Texto proporcionado:
^^^^^^^^^^^^^^^^

No es infrecuente encontrar en artículos y ensayos de crítica de arte la mención a la ciudad de La Habana como personaje protagónico.
Quienes no estén
familiarizados con la terminología teórica, en este caso literaria, pueden caer
en la trampa de emprender la lectura de ciertas obras, esperando hallar en
ellas el personaje de La Habana hablando, dialogando, moviéndose con una alta
dosis de humanidad...
Pero la expresión
no significa precisamente que vamos a encontrar a La Habana actuando dentro de
las obras como un personaje principal
y ni siquiera secundario.
Los escritores
cubanos que han utilizado la ciudad no lo han hecho en ese sentido, sino que, o
bien la han convertido en el marco de lo que narran, o han concebido sus
historias de modo tal que no podrían existir si no fuera en esta capital
declarada Ciudad Maravilla y Patrimonio de la Humanidad.

^^^^^^^^^^^^^^^^

Descripción de la tarea:
Repita sin cambios el fragmento del texto sobre La Habana en la literatura que comienza en "Pero la expresión" y termina en "ni siquiera secundario.". Apóyese solo en el texto anterior.

Datos registrados:
^^^^^^^^^^^^^^^^

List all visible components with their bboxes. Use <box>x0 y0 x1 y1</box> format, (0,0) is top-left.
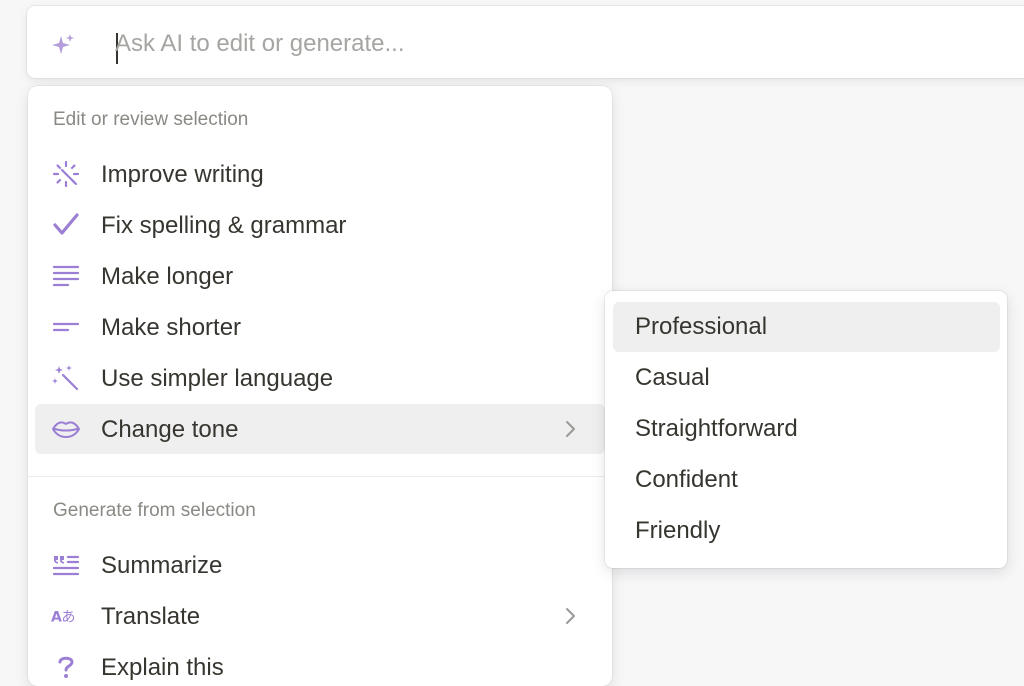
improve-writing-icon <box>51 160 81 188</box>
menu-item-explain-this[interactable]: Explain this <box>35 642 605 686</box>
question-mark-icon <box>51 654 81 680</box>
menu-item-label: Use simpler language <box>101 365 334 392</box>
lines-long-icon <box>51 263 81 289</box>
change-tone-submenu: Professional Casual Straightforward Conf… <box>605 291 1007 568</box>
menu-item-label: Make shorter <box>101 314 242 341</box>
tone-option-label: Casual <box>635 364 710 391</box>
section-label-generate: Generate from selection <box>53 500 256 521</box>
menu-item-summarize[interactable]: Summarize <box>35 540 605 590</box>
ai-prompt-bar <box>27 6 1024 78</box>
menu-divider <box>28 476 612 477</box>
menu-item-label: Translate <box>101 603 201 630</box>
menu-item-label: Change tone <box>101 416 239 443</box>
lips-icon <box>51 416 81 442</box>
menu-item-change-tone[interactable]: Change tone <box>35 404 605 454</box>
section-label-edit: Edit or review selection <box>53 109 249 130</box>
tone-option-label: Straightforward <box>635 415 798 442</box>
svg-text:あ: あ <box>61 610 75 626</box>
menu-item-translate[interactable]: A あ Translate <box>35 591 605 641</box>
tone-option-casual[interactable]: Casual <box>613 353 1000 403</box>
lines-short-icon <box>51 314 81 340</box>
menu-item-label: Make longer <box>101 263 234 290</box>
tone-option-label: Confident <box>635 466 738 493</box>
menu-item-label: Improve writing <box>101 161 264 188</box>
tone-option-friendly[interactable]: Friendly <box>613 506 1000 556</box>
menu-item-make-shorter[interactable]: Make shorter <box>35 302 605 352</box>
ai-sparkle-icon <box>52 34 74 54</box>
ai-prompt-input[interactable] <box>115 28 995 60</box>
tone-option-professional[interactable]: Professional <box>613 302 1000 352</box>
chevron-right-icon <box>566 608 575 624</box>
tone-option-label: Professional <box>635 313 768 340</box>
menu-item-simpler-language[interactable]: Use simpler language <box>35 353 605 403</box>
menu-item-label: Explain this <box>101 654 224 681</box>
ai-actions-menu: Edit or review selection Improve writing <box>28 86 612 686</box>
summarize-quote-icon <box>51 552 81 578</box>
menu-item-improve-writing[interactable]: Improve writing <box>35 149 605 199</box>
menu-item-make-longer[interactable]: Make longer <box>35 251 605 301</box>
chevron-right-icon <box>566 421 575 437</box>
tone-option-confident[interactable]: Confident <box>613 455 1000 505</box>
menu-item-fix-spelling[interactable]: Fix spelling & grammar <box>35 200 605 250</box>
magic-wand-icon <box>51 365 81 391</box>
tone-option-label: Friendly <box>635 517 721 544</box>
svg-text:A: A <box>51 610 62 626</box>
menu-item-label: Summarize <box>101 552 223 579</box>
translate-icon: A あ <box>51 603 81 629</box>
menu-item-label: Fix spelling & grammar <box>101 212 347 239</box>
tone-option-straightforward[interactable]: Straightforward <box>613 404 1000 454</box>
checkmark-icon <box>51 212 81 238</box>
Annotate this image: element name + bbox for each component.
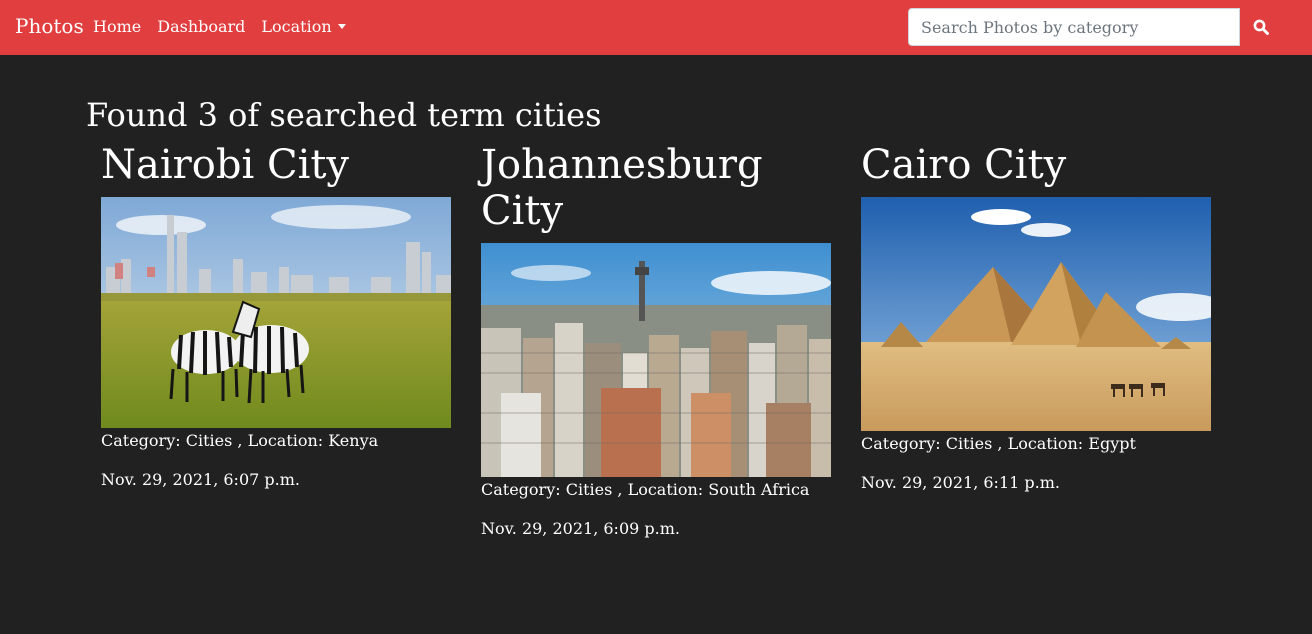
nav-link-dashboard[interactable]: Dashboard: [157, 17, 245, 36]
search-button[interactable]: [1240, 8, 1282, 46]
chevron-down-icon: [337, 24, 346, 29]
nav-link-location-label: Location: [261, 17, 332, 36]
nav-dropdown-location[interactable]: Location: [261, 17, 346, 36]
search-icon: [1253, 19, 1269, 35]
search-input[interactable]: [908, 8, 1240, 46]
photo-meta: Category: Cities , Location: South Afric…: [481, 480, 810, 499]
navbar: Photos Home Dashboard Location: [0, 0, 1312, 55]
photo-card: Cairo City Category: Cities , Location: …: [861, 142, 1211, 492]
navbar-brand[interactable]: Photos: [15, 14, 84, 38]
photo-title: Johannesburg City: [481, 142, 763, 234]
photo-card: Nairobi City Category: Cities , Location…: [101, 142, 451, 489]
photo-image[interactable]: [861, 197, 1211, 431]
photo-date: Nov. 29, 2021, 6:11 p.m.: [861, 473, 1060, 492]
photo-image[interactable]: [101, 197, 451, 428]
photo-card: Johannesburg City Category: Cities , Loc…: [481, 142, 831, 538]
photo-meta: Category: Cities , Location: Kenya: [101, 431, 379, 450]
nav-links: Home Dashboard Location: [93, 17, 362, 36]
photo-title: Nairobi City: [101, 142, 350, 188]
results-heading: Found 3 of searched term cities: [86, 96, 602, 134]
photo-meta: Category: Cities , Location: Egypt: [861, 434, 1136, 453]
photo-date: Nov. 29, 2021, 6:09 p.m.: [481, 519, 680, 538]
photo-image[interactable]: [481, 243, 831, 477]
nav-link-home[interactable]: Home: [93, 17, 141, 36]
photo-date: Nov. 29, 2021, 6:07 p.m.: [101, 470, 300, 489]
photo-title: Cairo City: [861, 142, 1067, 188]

^^^^^^^^^^^^^^^^

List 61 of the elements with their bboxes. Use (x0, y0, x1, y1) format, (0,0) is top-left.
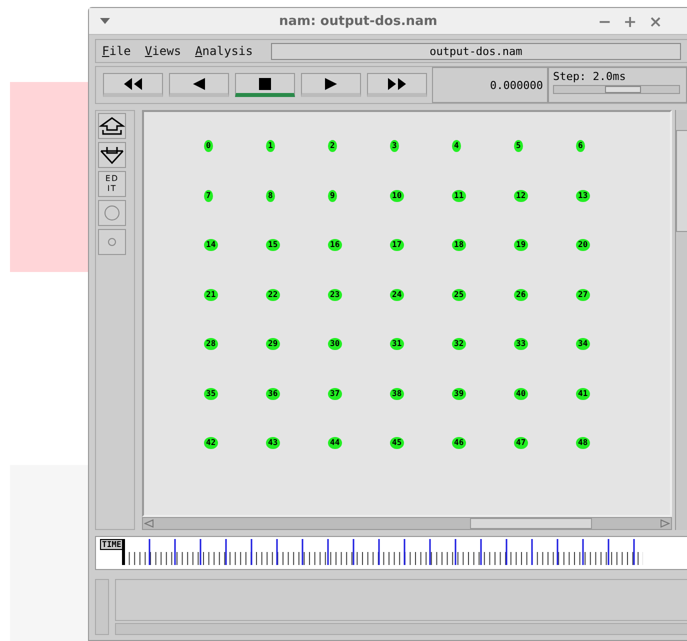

^^^^^^^^^^^^^^^^

Solución propuesta:
Pero la expresión
no significa precisamente que vamos a encontrar a La Habana actuando dentro de
las obras como un personaje principal
y ni siquiera secundario.